---------- Given data

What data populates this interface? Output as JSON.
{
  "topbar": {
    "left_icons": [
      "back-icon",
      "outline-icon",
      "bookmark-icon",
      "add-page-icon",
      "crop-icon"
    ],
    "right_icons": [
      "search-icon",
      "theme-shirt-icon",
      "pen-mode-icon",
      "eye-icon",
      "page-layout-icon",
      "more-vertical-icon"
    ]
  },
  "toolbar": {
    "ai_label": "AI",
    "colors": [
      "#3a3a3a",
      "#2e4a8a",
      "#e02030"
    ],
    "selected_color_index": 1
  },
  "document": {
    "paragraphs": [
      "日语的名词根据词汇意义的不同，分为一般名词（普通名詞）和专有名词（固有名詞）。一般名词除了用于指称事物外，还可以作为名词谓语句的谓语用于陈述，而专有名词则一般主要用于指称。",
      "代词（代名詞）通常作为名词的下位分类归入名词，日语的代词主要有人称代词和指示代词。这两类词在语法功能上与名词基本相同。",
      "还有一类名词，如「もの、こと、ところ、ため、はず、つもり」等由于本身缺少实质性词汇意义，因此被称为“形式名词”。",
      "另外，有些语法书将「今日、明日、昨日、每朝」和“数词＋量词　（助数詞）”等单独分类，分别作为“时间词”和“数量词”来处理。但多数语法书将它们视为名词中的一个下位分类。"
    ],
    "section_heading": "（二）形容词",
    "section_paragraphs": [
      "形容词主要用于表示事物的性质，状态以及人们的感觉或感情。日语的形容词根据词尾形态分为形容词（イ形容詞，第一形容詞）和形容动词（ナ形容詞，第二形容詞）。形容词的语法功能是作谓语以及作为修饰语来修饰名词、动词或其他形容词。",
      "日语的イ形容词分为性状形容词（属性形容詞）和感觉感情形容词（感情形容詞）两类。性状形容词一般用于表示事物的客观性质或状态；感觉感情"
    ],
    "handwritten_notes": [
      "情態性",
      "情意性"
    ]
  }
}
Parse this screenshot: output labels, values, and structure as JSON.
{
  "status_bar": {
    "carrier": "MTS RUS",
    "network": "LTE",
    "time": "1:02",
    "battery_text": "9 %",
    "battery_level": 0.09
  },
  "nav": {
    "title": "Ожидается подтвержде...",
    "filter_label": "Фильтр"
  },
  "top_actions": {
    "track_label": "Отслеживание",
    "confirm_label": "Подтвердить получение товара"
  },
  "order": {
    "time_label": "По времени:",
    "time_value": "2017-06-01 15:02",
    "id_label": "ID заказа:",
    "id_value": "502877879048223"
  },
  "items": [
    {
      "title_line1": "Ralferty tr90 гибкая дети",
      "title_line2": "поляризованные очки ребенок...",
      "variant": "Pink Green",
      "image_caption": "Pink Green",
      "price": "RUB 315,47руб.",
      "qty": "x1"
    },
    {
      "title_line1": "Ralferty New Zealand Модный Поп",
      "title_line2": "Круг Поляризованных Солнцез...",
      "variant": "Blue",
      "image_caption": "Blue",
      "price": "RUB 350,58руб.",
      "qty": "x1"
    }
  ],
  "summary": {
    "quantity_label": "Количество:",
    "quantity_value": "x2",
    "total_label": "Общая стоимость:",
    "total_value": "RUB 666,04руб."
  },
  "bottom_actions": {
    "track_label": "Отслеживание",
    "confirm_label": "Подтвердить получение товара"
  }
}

--------------------
---------- Given data

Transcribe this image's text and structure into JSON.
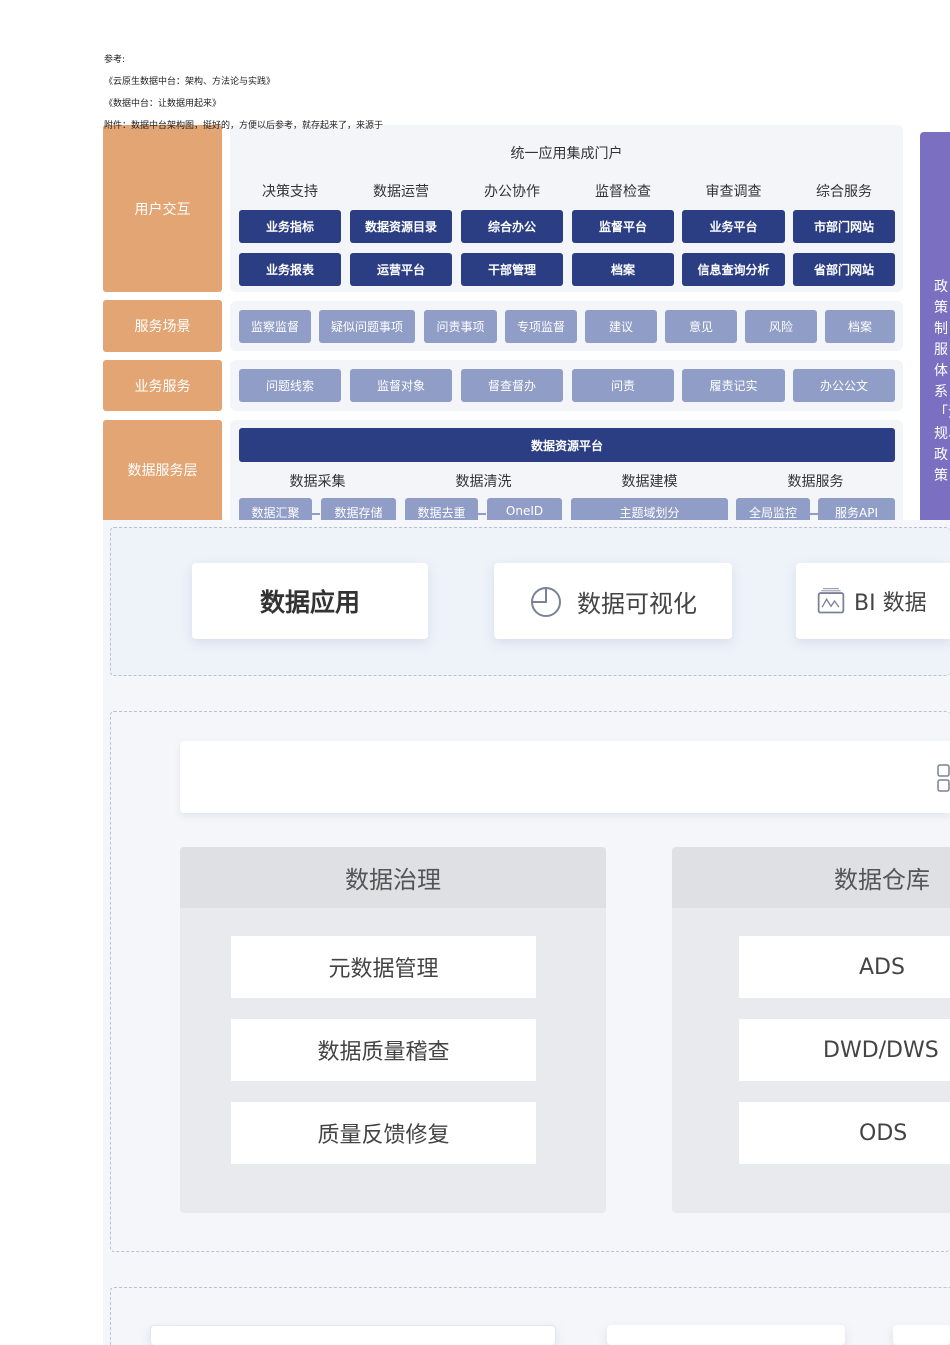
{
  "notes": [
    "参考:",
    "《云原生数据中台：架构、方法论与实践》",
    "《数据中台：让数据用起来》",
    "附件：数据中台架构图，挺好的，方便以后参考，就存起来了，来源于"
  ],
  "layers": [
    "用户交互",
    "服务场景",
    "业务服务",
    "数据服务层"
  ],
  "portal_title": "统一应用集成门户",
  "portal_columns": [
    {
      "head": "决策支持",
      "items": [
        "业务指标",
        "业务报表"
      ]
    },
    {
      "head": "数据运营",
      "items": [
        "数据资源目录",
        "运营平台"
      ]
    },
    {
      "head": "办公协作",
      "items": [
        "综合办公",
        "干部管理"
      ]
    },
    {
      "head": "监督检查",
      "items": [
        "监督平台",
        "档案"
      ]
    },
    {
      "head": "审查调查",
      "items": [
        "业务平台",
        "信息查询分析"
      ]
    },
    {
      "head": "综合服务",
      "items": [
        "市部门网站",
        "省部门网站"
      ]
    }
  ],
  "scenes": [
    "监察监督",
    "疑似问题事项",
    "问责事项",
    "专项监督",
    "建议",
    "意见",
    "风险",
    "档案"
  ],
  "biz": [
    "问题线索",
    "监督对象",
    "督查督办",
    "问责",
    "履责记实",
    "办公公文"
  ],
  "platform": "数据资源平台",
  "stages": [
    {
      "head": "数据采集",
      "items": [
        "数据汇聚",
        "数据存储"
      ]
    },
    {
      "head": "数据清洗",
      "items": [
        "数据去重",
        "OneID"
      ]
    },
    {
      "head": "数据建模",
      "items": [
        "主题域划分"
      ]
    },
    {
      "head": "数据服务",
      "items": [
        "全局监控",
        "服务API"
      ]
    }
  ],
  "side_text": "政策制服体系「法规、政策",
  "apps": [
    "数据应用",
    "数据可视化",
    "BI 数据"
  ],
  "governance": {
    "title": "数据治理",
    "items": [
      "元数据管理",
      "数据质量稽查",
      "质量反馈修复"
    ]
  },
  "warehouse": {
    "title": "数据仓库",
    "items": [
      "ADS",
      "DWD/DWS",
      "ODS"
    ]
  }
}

--------------------
---------- Given data

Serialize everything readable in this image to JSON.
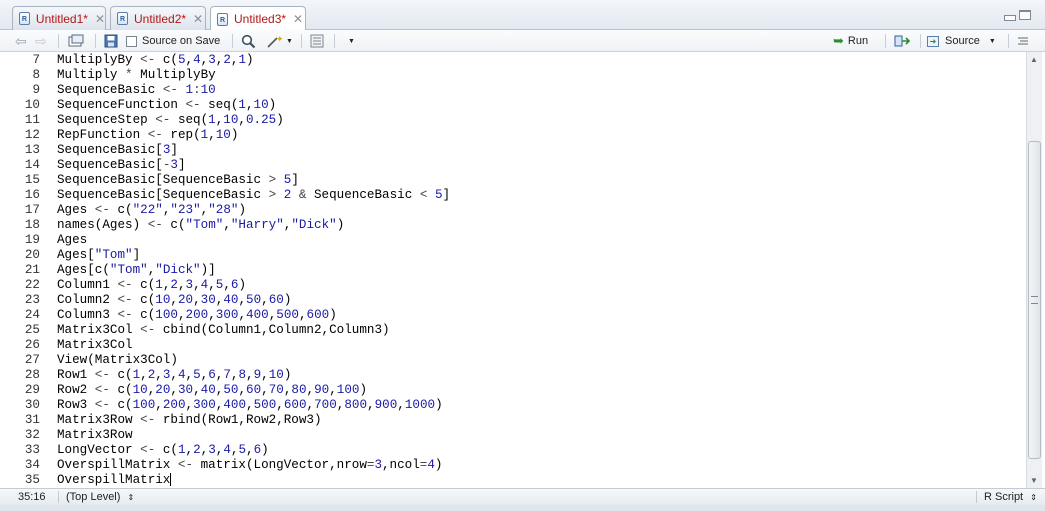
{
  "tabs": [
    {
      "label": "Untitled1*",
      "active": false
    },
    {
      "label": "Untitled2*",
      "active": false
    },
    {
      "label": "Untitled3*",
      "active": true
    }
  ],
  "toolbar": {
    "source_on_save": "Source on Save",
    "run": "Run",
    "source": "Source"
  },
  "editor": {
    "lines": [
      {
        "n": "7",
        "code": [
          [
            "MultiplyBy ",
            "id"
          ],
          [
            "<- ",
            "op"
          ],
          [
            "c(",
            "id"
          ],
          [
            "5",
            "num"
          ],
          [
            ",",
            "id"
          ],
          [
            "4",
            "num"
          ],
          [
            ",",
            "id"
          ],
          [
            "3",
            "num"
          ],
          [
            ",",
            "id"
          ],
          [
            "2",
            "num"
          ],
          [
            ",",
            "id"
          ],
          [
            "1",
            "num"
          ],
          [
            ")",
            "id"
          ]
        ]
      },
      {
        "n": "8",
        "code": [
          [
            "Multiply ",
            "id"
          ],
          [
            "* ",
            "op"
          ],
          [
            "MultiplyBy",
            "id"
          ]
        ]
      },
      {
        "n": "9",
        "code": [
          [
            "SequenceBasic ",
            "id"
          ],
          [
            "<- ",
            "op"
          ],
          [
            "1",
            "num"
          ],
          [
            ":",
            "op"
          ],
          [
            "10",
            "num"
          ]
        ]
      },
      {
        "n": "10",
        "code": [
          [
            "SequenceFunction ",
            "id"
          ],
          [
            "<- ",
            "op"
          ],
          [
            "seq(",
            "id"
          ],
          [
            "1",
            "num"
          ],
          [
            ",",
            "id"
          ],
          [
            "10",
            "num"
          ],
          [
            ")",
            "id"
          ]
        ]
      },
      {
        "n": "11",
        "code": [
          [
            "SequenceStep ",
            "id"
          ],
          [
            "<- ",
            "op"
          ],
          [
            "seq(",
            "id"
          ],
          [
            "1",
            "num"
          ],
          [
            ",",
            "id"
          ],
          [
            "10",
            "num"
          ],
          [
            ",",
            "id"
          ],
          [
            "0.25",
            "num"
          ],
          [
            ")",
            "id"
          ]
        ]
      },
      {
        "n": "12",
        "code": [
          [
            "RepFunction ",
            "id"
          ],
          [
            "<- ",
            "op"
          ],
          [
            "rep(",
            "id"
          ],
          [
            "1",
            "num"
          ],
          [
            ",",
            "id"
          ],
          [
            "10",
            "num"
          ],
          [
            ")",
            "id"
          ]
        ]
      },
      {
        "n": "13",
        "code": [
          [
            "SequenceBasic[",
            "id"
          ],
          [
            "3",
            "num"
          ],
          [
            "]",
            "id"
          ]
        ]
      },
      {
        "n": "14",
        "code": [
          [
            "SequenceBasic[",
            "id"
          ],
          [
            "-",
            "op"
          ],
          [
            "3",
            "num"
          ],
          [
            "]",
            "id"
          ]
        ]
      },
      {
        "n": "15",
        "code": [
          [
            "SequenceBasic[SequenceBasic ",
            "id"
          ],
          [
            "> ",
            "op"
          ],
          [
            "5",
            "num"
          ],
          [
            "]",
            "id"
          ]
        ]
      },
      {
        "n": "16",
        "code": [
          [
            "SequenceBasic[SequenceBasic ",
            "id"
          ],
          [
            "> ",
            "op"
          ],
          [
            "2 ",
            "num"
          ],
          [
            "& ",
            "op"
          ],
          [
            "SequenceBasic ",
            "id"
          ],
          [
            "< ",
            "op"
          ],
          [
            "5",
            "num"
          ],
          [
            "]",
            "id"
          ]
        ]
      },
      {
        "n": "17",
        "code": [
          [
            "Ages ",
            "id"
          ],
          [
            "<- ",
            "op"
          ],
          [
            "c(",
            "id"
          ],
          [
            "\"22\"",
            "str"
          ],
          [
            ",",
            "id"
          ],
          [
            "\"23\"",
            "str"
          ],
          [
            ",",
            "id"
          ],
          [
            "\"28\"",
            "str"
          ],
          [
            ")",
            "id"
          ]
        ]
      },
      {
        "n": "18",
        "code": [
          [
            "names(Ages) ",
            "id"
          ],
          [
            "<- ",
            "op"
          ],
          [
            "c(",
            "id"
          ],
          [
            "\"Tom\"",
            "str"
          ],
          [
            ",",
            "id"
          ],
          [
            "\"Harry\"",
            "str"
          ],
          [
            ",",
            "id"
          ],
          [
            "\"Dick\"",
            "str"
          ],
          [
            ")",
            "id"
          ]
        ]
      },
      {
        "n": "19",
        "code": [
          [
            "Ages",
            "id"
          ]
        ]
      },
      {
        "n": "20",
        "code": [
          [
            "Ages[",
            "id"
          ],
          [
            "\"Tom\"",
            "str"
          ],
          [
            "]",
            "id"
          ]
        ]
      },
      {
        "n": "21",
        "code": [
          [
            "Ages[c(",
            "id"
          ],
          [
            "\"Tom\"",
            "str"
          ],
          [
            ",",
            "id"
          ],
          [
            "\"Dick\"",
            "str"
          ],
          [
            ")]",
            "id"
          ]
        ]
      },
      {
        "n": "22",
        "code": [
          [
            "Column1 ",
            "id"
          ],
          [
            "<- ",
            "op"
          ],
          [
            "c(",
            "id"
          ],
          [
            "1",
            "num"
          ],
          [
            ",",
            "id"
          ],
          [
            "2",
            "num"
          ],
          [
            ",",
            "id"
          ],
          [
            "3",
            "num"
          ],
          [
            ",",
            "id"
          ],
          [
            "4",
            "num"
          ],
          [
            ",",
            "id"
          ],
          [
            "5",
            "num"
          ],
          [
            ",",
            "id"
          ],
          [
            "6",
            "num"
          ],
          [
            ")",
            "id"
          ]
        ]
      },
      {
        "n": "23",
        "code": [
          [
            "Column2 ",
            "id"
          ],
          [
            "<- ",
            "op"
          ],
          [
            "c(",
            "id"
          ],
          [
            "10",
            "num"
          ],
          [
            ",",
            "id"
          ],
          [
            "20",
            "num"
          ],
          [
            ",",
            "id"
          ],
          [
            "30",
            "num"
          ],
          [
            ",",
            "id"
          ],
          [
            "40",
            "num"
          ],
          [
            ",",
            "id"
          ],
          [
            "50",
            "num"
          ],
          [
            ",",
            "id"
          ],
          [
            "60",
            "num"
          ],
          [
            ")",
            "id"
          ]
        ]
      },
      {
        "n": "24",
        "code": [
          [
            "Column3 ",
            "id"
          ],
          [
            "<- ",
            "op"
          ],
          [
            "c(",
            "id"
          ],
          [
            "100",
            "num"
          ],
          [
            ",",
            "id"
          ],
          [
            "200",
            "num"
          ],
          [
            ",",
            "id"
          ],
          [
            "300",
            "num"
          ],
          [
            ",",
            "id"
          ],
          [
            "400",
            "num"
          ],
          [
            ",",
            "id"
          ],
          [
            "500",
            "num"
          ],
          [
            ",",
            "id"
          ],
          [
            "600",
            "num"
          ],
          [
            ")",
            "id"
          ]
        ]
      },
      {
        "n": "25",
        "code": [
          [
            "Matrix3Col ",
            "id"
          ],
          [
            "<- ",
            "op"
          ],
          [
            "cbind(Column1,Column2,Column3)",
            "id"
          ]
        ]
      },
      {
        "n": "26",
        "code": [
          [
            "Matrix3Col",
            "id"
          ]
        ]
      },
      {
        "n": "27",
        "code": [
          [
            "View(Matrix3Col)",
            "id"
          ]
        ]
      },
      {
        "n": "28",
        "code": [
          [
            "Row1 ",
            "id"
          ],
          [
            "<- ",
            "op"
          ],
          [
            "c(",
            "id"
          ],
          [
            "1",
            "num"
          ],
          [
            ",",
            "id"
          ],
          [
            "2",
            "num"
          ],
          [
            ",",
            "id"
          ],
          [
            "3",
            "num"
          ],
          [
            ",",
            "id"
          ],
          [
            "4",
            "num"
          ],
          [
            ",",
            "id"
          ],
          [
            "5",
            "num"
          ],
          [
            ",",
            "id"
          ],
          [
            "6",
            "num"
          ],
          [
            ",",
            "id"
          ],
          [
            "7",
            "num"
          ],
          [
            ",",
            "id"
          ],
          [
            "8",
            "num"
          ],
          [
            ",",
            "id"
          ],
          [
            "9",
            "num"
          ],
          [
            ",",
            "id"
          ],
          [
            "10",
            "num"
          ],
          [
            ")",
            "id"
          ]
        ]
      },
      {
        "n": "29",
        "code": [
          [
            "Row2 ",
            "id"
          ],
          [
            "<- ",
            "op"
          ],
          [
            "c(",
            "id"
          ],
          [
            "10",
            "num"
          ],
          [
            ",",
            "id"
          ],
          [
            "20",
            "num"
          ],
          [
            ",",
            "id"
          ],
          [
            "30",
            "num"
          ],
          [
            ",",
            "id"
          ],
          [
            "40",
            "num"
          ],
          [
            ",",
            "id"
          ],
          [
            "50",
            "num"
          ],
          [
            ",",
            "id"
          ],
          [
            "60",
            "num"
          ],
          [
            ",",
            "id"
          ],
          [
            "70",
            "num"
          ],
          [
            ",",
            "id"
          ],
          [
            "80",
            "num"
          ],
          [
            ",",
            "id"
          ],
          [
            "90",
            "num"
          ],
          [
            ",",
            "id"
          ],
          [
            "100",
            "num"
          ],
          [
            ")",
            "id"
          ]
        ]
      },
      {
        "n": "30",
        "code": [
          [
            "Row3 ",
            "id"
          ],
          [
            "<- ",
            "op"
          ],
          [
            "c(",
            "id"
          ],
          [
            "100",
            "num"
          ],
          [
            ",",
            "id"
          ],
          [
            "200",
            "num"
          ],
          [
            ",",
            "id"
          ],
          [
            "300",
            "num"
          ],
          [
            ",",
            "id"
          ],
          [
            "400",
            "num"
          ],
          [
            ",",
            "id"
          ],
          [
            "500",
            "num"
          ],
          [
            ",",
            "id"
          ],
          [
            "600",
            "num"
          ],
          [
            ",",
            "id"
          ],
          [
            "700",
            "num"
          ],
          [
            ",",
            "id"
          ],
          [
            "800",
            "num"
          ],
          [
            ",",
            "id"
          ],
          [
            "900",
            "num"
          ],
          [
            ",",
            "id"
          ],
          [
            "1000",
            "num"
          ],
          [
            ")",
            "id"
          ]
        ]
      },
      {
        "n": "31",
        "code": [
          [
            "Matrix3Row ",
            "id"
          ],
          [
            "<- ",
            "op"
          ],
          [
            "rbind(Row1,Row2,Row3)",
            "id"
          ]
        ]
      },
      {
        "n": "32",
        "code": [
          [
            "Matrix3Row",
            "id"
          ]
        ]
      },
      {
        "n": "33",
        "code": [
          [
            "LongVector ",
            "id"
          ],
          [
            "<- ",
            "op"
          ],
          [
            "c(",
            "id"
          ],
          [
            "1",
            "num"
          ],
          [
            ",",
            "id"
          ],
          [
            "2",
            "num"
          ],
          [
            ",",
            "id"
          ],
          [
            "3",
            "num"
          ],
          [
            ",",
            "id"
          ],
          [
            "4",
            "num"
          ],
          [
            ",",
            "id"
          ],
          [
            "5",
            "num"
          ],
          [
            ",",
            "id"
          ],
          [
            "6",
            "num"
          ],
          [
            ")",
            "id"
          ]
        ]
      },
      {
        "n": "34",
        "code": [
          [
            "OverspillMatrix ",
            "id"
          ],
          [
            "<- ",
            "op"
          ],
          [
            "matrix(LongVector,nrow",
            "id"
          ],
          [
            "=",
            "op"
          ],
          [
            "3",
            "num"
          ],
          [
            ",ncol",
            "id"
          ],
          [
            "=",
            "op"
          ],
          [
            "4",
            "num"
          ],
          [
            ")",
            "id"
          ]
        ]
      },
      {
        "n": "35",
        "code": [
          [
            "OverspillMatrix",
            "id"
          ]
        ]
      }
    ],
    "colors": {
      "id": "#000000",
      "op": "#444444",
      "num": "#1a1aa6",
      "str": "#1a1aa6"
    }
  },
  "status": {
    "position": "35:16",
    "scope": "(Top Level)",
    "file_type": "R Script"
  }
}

--------------------

### What you have to do
Display every line of the listing that contains the string "structure".

### Right answer
Parse this screenshot: output labels, values, and structure as JSON.
Transcribe this image's text and structure into JSON.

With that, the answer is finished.